• WHAT YOU ARE ASKED TO DO: Read the data and repeat it in full, exactly.

• RECORDS SHOWN:
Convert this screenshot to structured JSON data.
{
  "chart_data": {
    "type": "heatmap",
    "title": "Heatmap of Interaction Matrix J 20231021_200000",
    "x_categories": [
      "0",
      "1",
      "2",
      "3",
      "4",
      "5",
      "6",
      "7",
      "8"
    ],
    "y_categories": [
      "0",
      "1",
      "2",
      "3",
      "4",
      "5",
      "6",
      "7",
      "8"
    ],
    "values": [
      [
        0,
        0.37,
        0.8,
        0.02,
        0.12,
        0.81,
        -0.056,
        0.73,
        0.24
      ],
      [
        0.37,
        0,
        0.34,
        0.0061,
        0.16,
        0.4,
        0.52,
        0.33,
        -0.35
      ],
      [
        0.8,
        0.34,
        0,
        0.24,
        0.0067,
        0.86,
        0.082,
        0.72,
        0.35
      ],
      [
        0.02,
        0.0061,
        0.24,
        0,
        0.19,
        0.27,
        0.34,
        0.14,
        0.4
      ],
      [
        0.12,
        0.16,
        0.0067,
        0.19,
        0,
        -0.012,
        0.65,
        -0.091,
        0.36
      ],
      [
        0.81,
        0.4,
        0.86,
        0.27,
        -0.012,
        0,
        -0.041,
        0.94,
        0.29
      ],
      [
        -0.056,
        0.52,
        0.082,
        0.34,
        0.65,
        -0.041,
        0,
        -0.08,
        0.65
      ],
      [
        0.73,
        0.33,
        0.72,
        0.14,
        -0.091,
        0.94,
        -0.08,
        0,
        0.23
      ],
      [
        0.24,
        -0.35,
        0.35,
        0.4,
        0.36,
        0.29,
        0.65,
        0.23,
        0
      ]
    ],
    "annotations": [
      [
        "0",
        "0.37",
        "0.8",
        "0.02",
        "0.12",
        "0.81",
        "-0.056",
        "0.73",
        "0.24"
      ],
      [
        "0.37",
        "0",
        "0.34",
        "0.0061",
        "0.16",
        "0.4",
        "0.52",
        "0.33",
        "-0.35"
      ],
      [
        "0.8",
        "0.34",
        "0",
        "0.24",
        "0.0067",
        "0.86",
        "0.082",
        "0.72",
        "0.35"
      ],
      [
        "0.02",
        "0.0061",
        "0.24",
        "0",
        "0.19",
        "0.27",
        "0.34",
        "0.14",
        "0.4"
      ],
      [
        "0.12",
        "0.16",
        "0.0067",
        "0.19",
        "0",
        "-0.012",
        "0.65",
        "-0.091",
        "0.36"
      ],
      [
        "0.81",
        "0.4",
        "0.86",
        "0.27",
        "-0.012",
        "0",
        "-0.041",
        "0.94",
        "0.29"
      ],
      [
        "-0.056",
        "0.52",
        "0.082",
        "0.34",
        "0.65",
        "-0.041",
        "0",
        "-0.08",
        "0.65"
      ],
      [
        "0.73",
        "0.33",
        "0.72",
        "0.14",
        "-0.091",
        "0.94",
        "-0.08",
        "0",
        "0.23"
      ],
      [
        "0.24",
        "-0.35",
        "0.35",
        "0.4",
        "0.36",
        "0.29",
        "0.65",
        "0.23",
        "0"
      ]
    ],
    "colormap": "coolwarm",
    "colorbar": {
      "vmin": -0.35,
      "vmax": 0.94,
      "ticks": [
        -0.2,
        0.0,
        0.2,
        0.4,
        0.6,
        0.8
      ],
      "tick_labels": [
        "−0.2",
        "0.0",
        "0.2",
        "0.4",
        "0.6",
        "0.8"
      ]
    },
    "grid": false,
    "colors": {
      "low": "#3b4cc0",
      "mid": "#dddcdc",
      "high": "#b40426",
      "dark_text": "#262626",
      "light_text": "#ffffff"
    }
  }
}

• TASK OUTPUT:
Convert this screenshot to structured JSON data.
{
  "chart_data": {
    "type": "heatmap",
    "title": "Heatmap of Interaction Matrix J 20231021_200000",
    "x_categories": [
      "0",
      "1",
      "2",
      "3",
      "4",
      "5",
      "6",
      "7",
      "8"
    ],
    "y_categories": [
      "0",
      "1",
      "2",
      "3",
      "4",
      "5",
      "6",
      "7",
      "8"
    ],
    "values": [
      [
        0,
        0.37,
        0.8,
        0.02,
        0.12,
        0.81,
        -0.056,
        0.73,
        0.24
      ],
      [
        0.37,
        0,
        0.34,
        0.0061,
        0.16,
        0.4,
        0.52,
        0.33,
        -0.35
      ],
      [
        0.8,
        0.34,
        0,
        0.24,
        0.0067,
        0.86,
        0.082,
        0.72,
        0.35
      ],
      [
        0.02,
        0.0061,
        0.24,
        0,
        0.19,
        0.27,
        0.34,
        0.14,
        0.4
      ],
      [
        0.12,
        0.16,
        0.0067,
        0.19,
        0,
        -0.012,
        0.65,
        -0.091,
        0.36
      ],
      [
        0.81,
        0.4,
        0.86,
        0.27,
        -0.012,
        0,
        -0.041,
        0.94,
        0.29
      ],
      [
        -0.056,
        0.52,
        0.082,
        0.34,
        0.65,
        -0.041,
        0,
        -0.08,
        0.65
      ],
      [
        0.73,
        0.33,
        0.72,
        0.14,
        -0.091,
        0.94,
        -0.08,
        0,
        0.23
      ],
      [
        0.24,
        -0.35,
        0.35,
        0.4,
        0.36,
        0.29,
        0.65,
        0.23,
        0
      ]
    ],
    "annotations": [
      [
        "0",
        "0.37",
        "0.8",
        "0.02",
        "0.12",
        "0.81",
        "-0.056",
        "0.73",
        "0.24"
      ],
      [
        "0.37",
        "0",
        "0.34",
        "0.0061",
        "0.16",
        "0.4",
        "0.52",
        "0.33",
        "-0.35"
      ],
      [
        "0.8",
        "0.34",
        "0",
        "0.24",
        "0.0067",
        "0.86",
        "0.082",
        "0.72",
        "0.35"
      ],
      [
        "0.02",
        "0.0061",
        "0.24",
        "0",
        "0.19",
        "0.27",
        "0.34",
        "0.14",
        "0.4"
      ],
      [
        "0.12",
        "0.16",
        "0.0067",
        "0.19",
        "0",
        "-0.012",
        "0.65",
        "-0.091",
        "0.36"
      ],
      [
        "0.81",
        "0.4",
        "0.86",
        "0.27",
        "-0.012",
        "0",
        "-0.041",
        "0.94",
        "0.29"
      ],
      [
        "-0.056",
        "0.52",
        "0.082",
        "0.34",
        "0.65",
        "-0.041",
        "0",
        "-0.08",
        "0.65"
      ],
      [
        "0.73",
        "0.33",
        "0.72",
        "0.14",
        "-0.091",
        "0.94",
        "-0.08",
        "0",
        "0.23"
      ],
      [
        "0.24",
        "-0.35",
        "0.35",
        "0.4",
        "0.36",
        "0.29",
        "0.65",
        "0.23",
        "0"
      ]
    ],
    "colormap": "coolwarm",
    "colorbar": {
      "vmin": -0.35,
      "vmax": 0.94,
      "ticks": [
        -0.2,
        0.0,
        0.2,
        0.4,
        0.6,
        0.8
      ],
      "tick_labels": [
        "−0.2",
        "0.0",
        "0.2",
        "0.4",
        "0.6",
        "0.8"
      ]
    },
    "grid": false,
    "colors": {
      "low": "#3b4cc0",
      "mid": "#dddcdc",
      "high": "#b40426",
      "dark_text": "#262626",
      "light_text": "#ffffff"
    }
  }
}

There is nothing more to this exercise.